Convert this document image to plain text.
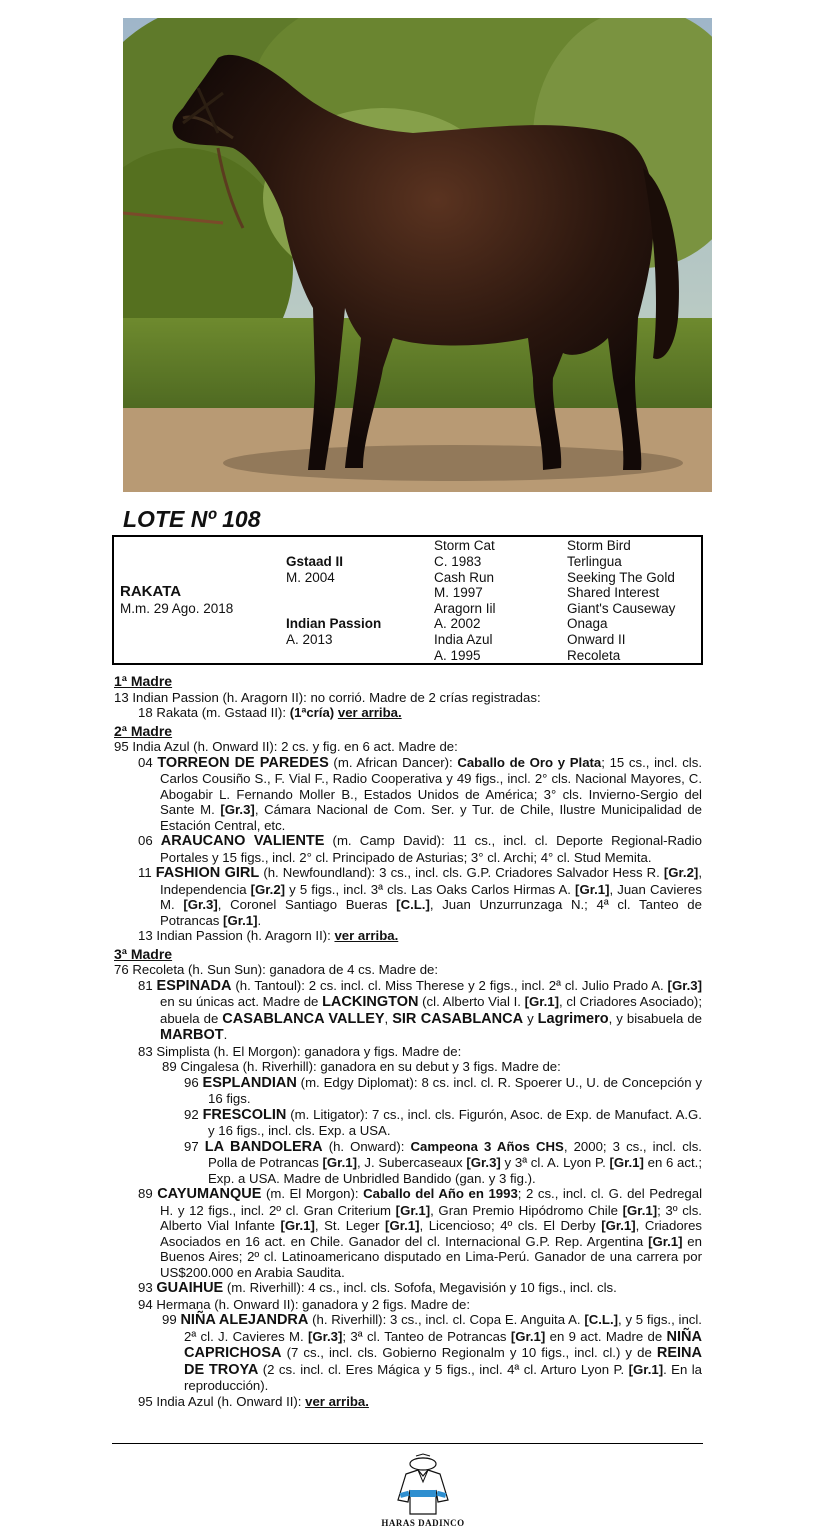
LOTE Nº 108
RAKATA
M.m. 29 Ago. 2018
Gstaad II
M. 2004
Indian Passion
A. 2013
Storm Cat
C. 1983
Cash Run
M. 1997
Aragorn Iil
A. 2002
India Azul
A. 1995
Storm Bird
Terlingua
Seeking The Gold
Shared Interest
Giant's Causeway
Onaga
Onward II
Recoleta

1ª Madre

13 Indian Passion (h. Aragorn II): no corrió. Madre de 2 crías registradas:

18 Rakata (m. Gstaad II): (1ªcría) ver arriba.

2ª Madre

95 India Azul (h. Onward II): 2 cs. y fig. en 6 act. Madre de:

04 TORREON DE PAREDES (m. African Dancer): Caballo de Oro y Plata; 15 cs., incl. cls. Carlos Cousiño S., F. Vial F., Radio Cooperativa y 49 figs., incl. 2° cls. Nacional Mayores, C. Abogabir L. Fernando Moller B., Estados Unidos de América; 3° cls. Invierno-Sergio del Sante M. [Gr.3], Cámara Nacional de Com. Ser. y Tur. de Chile, Ilustre Municipalidad de Estación Central, etc.

06 ARAUCANO VALIENTE (m. Camp David): 11 cs., incl. cl. Deporte Regional-Radio Portales y 15 figs., incl. 2° cl. Principado de Asturias; 3° cl. Archi; 4° cl. Stud Memita.

11 FASHION GIRL (h. Newfoundland): 3 cs., incl. cls. G.P. Criadores Salvador Hess R. [Gr.2], Independencia [Gr.2] y 5 figs., incl. 3ª cls. Las Oaks Carlos Hirmas A. [Gr.1], Juan Cavieres M. [Gr.3], Coronel Santiago Bueras [C.L.], Juan Unzurrunzaga N.; 4ª cl. Tanteo de Potrancas [Gr.1].

13 Indian Passion (h. Aragorn II): ver arriba.

3ª Madre

76 Recoleta (h. Sun Sun): ganadora de 4 cs. Madre de:

81 ESPINADA (h. Tantoul): 2 cs. incl. cl. Miss Therese y 2 figs., incl. 2ª cl. Julio Prado A. [Gr.3] en su únicas act. Madre de LACKINGTON (cl. Alberto Vial I. [Gr.1], cl Criadores Asociado); abuela de CASABLANCA VALLEY, SIR CASABLANCA y Lagrimero, y bisabuela de MARBOT.

83 Simplista (h. El Morgon): ganadora y figs. Madre de:

89 Cingalesa (h. Riverhill): ganadora en su debut y 3 figs. Madre de:

96 ESPLANDIAN (m. Edgy Diplomat): 8 cs. incl. cl. R. Spoerer U., U. de Concepción y 16 figs.

92 FRESCOLIN (m. Litigator): 7 cs., incl. cls. Figurón, Asoc. de Exp. de Manufact. A.G. y 16 figs., incl. cls. Exp. a USA.

97 LA BANDOLERA (h. Onward): Campeona 3 Años CHS, 2000; 3 cs., incl. cls. Polla de Potrancas [Gr.1], J. Subercaseaux [Gr.3] y 3ª cl. A. Lyon P. [Gr.1] en 6 act.; Exp. a USA. Madre de Unbridled Bandido (gan. y 3 fig.).

89 CAYUMANQUE (m. El Morgon): Caballo del Año en 1993; 2 cs., incl. cl. G. del Pedregal H. y 12 figs., incl. 2º cl. Gran Criterium [Gr.1], Gran Premio Hipódromo Chile [Gr.1]; 3º cls. Alberto Vial Infante [Gr.1], St. Leger [Gr.1], Licencioso; 4º cls. El Derby [Gr.1], Criadores Asociados en 16 act. en Chile. Ganador del cl. Internacional G.P. Rep. Argentina [Gr.1] en Buenos Aires; 2º cl. Latinoamericano disputado en Lima-Perú. Ganador de una carrera por US$200.000 en Arabia Saudita.

93 GUAIHUE (m. Riverhill): 4 cs., incl. cls. Sofofa, Megavisión y 10 figs., incl. cls.

94 Hermana (h. Onward II): ganadora y 2 figs. Madre de:

99 NIÑA ALEJANDRA (h. Riverhill): 3 cs., incl. cl. Copa E. Anguita A. [C.L.], y 5 figs., incl. 2ª cl. J. Cavieres M. [Gr.3]; 3ª cl. Tanteo de Potrancas [Gr.1] en 9 act. Madre de NIÑA CAPRICHOSA (7 cs., incl. cls. Gobierno Regionalm y 10 figs., incl. cl.) y de REINA DE TROYA (2 cs. incl. cl. Eres Mágica y 5 figs., incl. 4ª cl. Arturo Lyon P. [Gr.1]. En la reproducción).

95 India Azul (h. Onward II): ver arriba.

HARAS DADINCO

• • • • •

## [The exercise]
All the material shown above is to be copied exactly, with no pictures carried over.

## [Correct response]
Convert this document image to plain text.
LOTE Nº 108
RAKATA
M.m. 29 Ago. 2018
Gstaad II
M. 2004
Indian Passion
A. 2013
Storm Cat
C. 1983
Cash Run
M. 1997
Aragorn Iil
A. 2002
India Azul
A. 1995
Storm Bird
Terlingua
Seeking The Gold
Shared Interest
Giant's Causeway
Onaga
Onward II
Recoleta

1ª Madre

13 Indian Passion (h. Aragorn II): no corrió. Madre de 2 crías registradas:

18 Rakata (m. Gstaad II): (1ªcría) ver arriba.

2ª Madre

95 India Azul (h. Onward II): 2 cs. y fig. en 6 act. Madre de:

04 TORREON DE PAREDES (m. African Dancer): Caballo de Oro y Plata; 15 cs., incl. cls. Carlos Cousiño S., F. Vial F., Radio Cooperativa y 49 figs., incl. 2° cls. Nacional Mayores, C. Abogabir L. Fernando Moller B., Estados Unidos de América; 3° cls. Invierno-Sergio del Sante M. [Gr.3], Cámara Nacional de Com. Ser. y Tur. de Chile, Ilustre Municipalidad de Estación Central, etc.

06 ARAUCANO VALIENTE (m. Camp David): 11 cs., incl. cl. Deporte Regional-Radio Portales y 15 figs., incl. 2° cl. Principado de Asturias; 3° cl. Archi; 4° cl. Stud Memita.

11 FASHION GIRL (h. Newfoundland): 3 cs., incl. cls. G.P. Criadores Salvador Hess R. [Gr.2], Independencia [Gr.2] y 5 figs., incl. 3ª cls. Las Oaks Carlos Hirmas A. [Gr.1], Juan Cavieres M. [Gr.3], Coronel Santiago Bueras [C.L.], Juan Unzurrunzaga N.; 4ª cl. Tanteo de Potrancas [Gr.1].

13 Indian Passion (h. Aragorn II): ver arriba.

3ª Madre

76 Recoleta (h. Sun Sun): ganadora de 4 cs. Madre de:

81 ESPINADA (h. Tantoul): 2 cs. incl. cl. Miss Therese y 2 figs., incl. 2ª cl. Julio Prado A. [Gr.3] en su únicas act. Madre de LACKINGTON (cl. Alberto Vial I. [Gr.1], cl Criadores Asociado); abuela de CASABLANCA VALLEY, SIR CASABLANCA y Lagrimero, y bisabuela de MARBOT.

83 Simplista (h. El Morgon): ganadora y figs. Madre de:

89 Cingalesa (h. Riverhill): ganadora en su debut y 3 figs. Madre de:

96 ESPLANDIAN (m. Edgy Diplomat): 8 cs. incl. cl. R. Spoerer U., U. de Concepción y 16 figs.

92 FRESCOLIN (m. Litigator): 7 cs., incl. cls. Figurón, Asoc. de Exp. de Manufact. A.G. y 16 figs., incl. cls. Exp. a USA.

97 LA BANDOLERA (h. Onward): Campeona 3 Años CHS, 2000; 3 cs., incl. cls. Polla de Potrancas [Gr.1], J. Subercaseaux [Gr.3] y 3ª cl. A. Lyon P. [Gr.1] en 6 act.; Exp. a USA. Madre de Unbridled Bandido (gan. y 3 fig.).

89 CAYUMANQUE (m. El Morgon): Caballo del Año en 1993; 2 cs., incl. cl. G. del Pedregal H. y 12 figs., incl. 2º cl. Gran Criterium [Gr.1], Gran Premio Hipódromo Chile [Gr.1]; 3º cls. Alberto Vial Infante [Gr.1], St. Leger [Gr.1], Licencioso; 4º cls. El Derby [Gr.1], Criadores Asociados en 16 act. en Chile. Ganador del cl. Internacional G.P. Rep. Argentina [Gr.1] en Buenos Aires; 2º cl. Latinoamericano disputado en Lima-Perú. Ganador de una carrera por US$200.000 en Arabia Saudita.

93 GUAIHUE (m. Riverhill): 4 cs., incl. cls. Sofofa, Megavisión y 10 figs., incl. cls.

94 Hermana (h. Onward II): ganadora y 2 figs. Madre de:

99 NIÑA ALEJANDRA (h. Riverhill): 3 cs., incl. cl. Copa E. Anguita A. [C.L.], y 5 figs., incl. 2ª cl. J. Cavieres M. [Gr.3]; 3ª cl. Tanteo de Potrancas [Gr.1] en 9 act. Madre de NIÑA CAPRICHOSA (7 cs., incl. cls. Gobierno Regionalm y 10 figs., incl. cl.) y de REINA DE TROYA (2 cs. incl. cl. Eres Mágica y 5 figs., incl. 4ª cl. Arturo Lyon P. [Gr.1]. En la reproducción).

95 India Azul (h. Onward II): ver arriba.

HARAS DADINCO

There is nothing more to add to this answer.